[start RECORD SET]

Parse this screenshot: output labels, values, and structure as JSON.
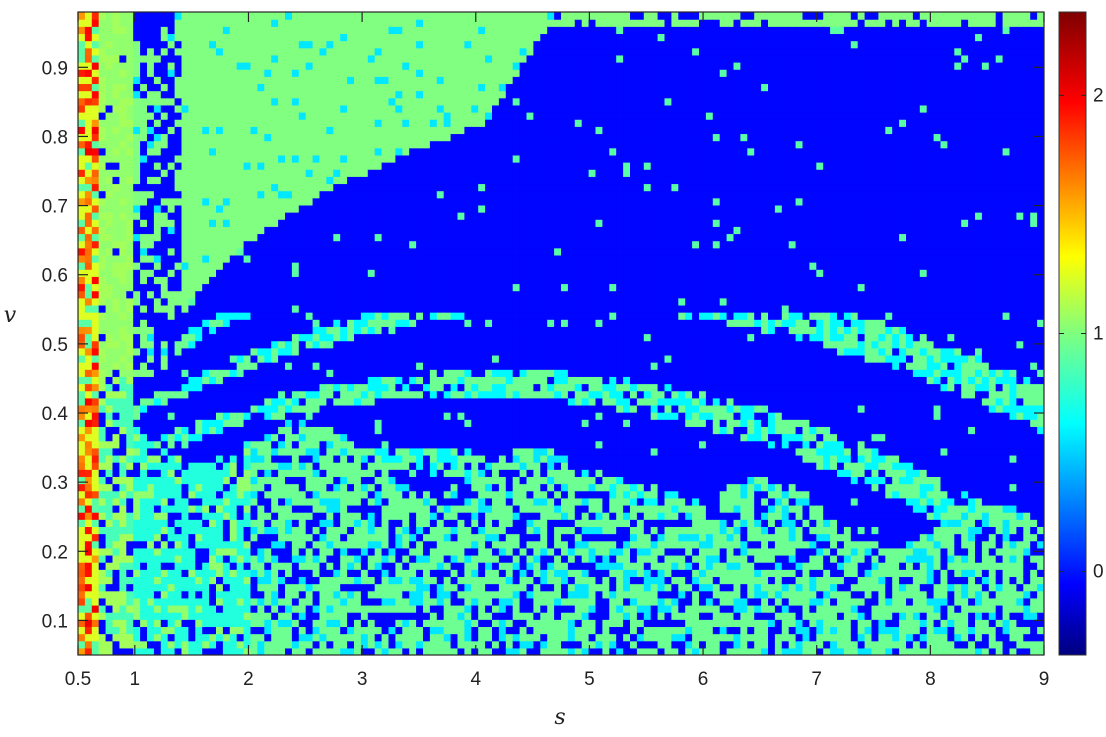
{
  "chart_data": {
    "type": "heatmap",
    "title": "",
    "xlabel": "s",
    "ylabel": "v",
    "xlim": [
      0.5,
      9
    ],
    "ylim": [
      0.05,
      0.98
    ],
    "x_ticks": [
      0.5,
      1,
      2,
      3,
      4,
      5,
      6,
      7,
      8,
      9
    ],
    "x_tick_labels": [
      "0.5",
      "1",
      "2",
      "3",
      "4",
      "5",
      "6",
      "7",
      "8",
      "9"
    ],
    "y_ticks": [
      0.1,
      0.2,
      0.3,
      0.4,
      0.5,
      0.6,
      0.7,
      0.8,
      0.9
    ],
    "y_tick_labels": [
      "0.1",
      "0.2",
      "0.3",
      "0.4",
      "0.5",
      "0.6",
      "0.7",
      "0.8",
      "0.9"
    ],
    "colorbar": {
      "colormap": "jet",
      "range": [
        -0.35,
        2.35
      ],
      "ticks": [
        0,
        1,
        2
      ],
      "tick_labels": [
        "0",
        "1",
        "2"
      ]
    },
    "regions": [
      {
        "value": 0.95,
        "s_range": [
          0.5,
          0.7
        ],
        "v_range": [
          0.05,
          0.7
        ],
        "note": "left strip (orange/yellow values)"
      },
      {
        "value": 1.0,
        "s_range": [
          1.3,
          2.5
        ],
        "v_range": [
          0.45,
          0.98
        ],
        "note": "upper-left light green wedge"
      },
      {
        "value": 0.0,
        "s_range": [
          2.5,
          9
        ],
        "v_range": [
          0.6,
          0.98
        ],
        "note": "upper-right blue region"
      },
      {
        "value": 0.9,
        "s_range": [
          2,
          9
        ],
        "v_range": [
          0.05,
          0.3
        ],
        "note": "lower speckled mixed region"
      }
    ],
    "grid": false
  }
}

[end RECORD SET]

● **YOUR TASK**
Keep only those lines of the records that hold "note", and return them.

● **SOLUTION TO THIS PROBLEM**
        "note": "left strip (orange/yellow values)"
        "note": "upper-left light green wedge"
        "note": "upper-right blue region"
        "note": "lower speckled mixed region"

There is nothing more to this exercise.